* [Aim] Retype all the entries word for word, but omit the pictures.
— Begin Information supplied —
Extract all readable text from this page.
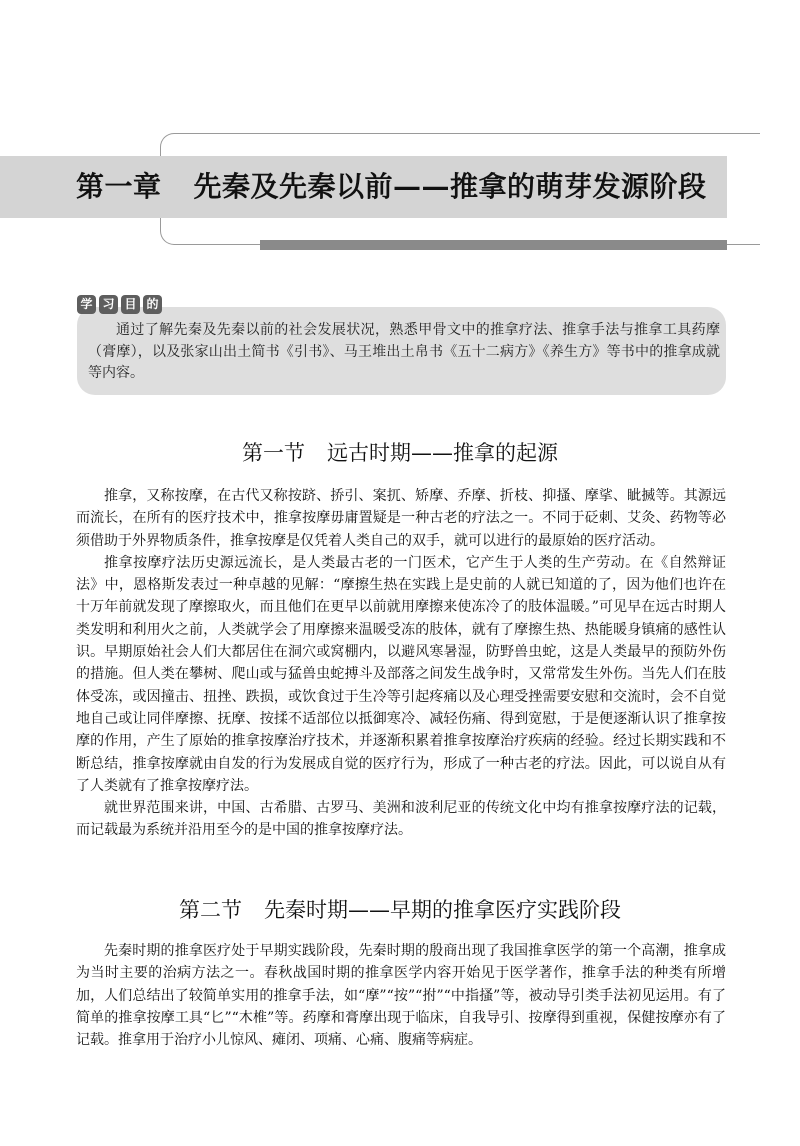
第一章 先秦及先秦以前——推拿的萌芽发源阶段
学 习 目 的

通过了解先秦及先秦以前的社会发展状况，熟悉甲骨文中的推拿疗法、推拿手法与推拿工具药摩（膏摩），以及张家山出土简书《引书》、马王堆出土帛书《五十二病方》《养生方》等书中的推拿成就等内容。

第一节 远古时期——推拿的起源

推拿，又称按摩，在古代又称按跻、挢引、案扤、矫摩、乔摩、折枝、抑搔、摩挲、眦搣等。其源远而流长，在所有的医疗技术中，推拿按摩毋庸置疑是一种古老的疗法之一。不同于砭刺、艾灸、药物等必须借助于外界物质条件，推拿按摩是仅凭着人类自己的双手，就可以进行的最原始的医疗活动。

推拿按摩疗法历史源远流长，是人类最古老的一门医术，它产生于人类的生产劳动。在《自然辩证法》中，恩格斯发表过一种卓越的见解：“摩擦生热在实践上是史前的人就已知道的了，因为他们也许在十万年前就发现了摩擦取火，而且他们在更早以前就用摩擦来使冻冷了的肢体温暖。”可见早在远古时期人类发明和利用火之前，人类就学会了用摩擦来温暖受冻的肢体，就有了摩擦生热、热能暖身镇痛的感性认识。早期原始社会人们大都居住在洞穴或窝棚内，以避风寒暑湿，防野兽虫蛇，这是人类最早的预防外伤的措施。但人类在攀树、爬山或与猛兽虫蛇搏斗及部落之间发生战争时，又常常发生外伤。当先人们在肢体受冻，或因撞击、扭挫、跌损，或饮食过于生冷等引起疼痛以及心理受挫需要安慰和交流时，会不自觉地自己或让同伴摩擦、抚摩、按揉不适部位以抵御寒冷、减轻伤痛、得到宽慰，于是便逐渐认识了推拿按摩的作用，产生了原始的推拿按摩治疗技术，并逐渐积累着推拿按摩治疗疾病的经验。经过长期实践和不断总结，推拿按摩就由自发的行为发展成自觉的医疗行为，形成了一种古老的疗法。因此，可以说自从有了人类就有了推拿按摩疗法。

就世界范围来讲，中国、古希腊、古罗马、美洲和波利尼亚的传统文化中均有推拿按摩疗法的记载，而记载最为系统并沿用至今的是中国的推拿按摩疗法。

第二节 先秦时期——早期的推拿医疗实践阶段

先秦时期的推拿医疗处于早期实践阶段，先秦时期的殷商出现了我国推拿医学的第一个高潮，推拿成为当时主要的治病方法之一。春秋战国时期的推拿医学内容开始见于医学著作，推拿手法的种类有所增加，人们总结出了较简单实用的推拿手法，如“摩”“按”“拊”“中指搔”等，被动导引类手法初见运用。有了简单的推拿按摩工具“匕”“木椎”等。药摩和膏摩出现于临床，自我导引、按摩得到重视，保健按摩亦有了记载。推拿用于治疗小儿惊风、瘫闭、项痛、心痛、腹痛等病症。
— End Information supplied —
* [The result]
Extract all readable text from this page.
第一章 先秦及先秦以前——推拿的萌芽发源阶段
学 习 目 的

通过了解先秦及先秦以前的社会发展状况，熟悉甲骨文中的推拿疗法、推拿手法与推拿工具药摩（膏摩），以及张家山出土简书《引书》、马王堆出土帛书《五十二病方》《养生方》等书中的推拿成就等内容。

第一节 远古时期——推拿的起源

推拿，又称按摩，在古代又称按跻、挢引、案扤、矫摩、乔摩、折枝、抑搔、摩挲、眦搣等。其源远而流长，在所有的医疗技术中，推拿按摩毋庸置疑是一种古老的疗法之一。不同于砭刺、艾灸、药物等必须借助于外界物质条件，推拿按摩是仅凭着人类自己的双手，就可以进行的最原始的医疗活动。

推拿按摩疗法历史源远流长，是人类最古老的一门医术，它产生于人类的生产劳动。在《自然辩证法》中，恩格斯发表过一种卓越的见解：“摩擦生热在实践上是史前的人就已知道的了，因为他们也许在十万年前就发现了摩擦取火，而且他们在更早以前就用摩擦来使冻冷了的肢体温暖。”可见早在远古时期人类发明和利用火之前，人类就学会了用摩擦来温暖受冻的肢体，就有了摩擦生热、热能暖身镇痛的感性认识。早期原始社会人们大都居住在洞穴或窝棚内，以避风寒暑湿，防野兽虫蛇，这是人类最早的预防外伤的措施。但人类在攀树、爬山或与猛兽虫蛇搏斗及部落之间发生战争时，又常常发生外伤。当先人们在肢体受冻，或因撞击、扭挫、跌损，或饮食过于生冷等引起疼痛以及心理受挫需要安慰和交流时，会不自觉地自己或让同伴摩擦、抚摩、按揉不适部位以抵御寒冷、减轻伤痛、得到宽慰，于是便逐渐认识了推拿按摩的作用，产生了原始的推拿按摩治疗技术，并逐渐积累着推拿按摩治疗疾病的经验。经过长期实践和不断总结，推拿按摩就由自发的行为发展成自觉的医疗行为，形成了一种古老的疗法。因此，可以说自从有了人类就有了推拿按摩疗法。

就世界范围来讲，中国、古希腊、古罗马、美洲和波利尼亚的传统文化中均有推拿按摩疗法的记载，而记载最为系统并沿用至今的是中国的推拿按摩疗法。

第二节 先秦时期——早期的推拿医疗实践阶段

先秦时期的推拿医疗处于早期实践阶段，先秦时期的殷商出现了我国推拿医学的第一个高潮，推拿成为当时主要的治病方法之一。春秋战国时期的推拿医学内容开始见于医学著作，推拿手法的种类有所增加，人们总结出了较简单实用的推拿手法，如“摩”“按”“拊”“中指搔”等，被动导引类手法初见运用。有了简单的推拿按摩工具“匕”“木椎”等。药摩和膏摩出现于临床，自我导引、按摩得到重视，保健按摩亦有了记载。推拿用于治疗小儿惊风、瘫闭、项痛、心痛、腹痛等病症。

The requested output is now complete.